Dataset items
— begin —

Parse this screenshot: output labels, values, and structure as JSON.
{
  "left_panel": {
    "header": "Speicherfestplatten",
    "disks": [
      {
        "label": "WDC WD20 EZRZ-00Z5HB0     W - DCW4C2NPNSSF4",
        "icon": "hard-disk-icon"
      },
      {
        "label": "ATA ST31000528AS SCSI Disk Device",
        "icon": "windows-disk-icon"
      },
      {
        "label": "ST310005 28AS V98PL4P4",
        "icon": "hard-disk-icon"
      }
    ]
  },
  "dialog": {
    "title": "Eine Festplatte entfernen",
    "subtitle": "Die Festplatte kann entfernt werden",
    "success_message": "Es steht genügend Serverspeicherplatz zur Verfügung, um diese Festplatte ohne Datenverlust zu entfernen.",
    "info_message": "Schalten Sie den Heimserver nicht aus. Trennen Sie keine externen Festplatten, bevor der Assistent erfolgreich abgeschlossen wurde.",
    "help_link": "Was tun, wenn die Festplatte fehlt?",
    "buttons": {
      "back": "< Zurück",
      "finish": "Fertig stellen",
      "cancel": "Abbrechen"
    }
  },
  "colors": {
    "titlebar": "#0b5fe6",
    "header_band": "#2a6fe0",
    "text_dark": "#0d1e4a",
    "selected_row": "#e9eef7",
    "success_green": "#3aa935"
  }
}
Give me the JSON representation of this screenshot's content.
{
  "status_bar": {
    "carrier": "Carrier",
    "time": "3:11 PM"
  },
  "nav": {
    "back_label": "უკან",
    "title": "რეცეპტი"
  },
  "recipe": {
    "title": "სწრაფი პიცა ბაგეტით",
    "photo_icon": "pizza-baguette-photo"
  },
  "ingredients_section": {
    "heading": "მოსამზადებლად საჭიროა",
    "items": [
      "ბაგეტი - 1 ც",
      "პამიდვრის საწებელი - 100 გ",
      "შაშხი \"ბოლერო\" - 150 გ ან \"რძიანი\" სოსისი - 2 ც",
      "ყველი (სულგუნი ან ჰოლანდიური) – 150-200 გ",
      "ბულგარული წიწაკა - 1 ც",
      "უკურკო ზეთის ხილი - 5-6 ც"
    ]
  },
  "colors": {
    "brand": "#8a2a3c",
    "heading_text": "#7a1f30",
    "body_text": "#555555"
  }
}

— end —

From the records above, pull out every line containing the word "screenshot".

## Output for this task
Parse this screenshot: output labels, values, and structure as JSON.
Give me the JSON representation of this screenshot's content.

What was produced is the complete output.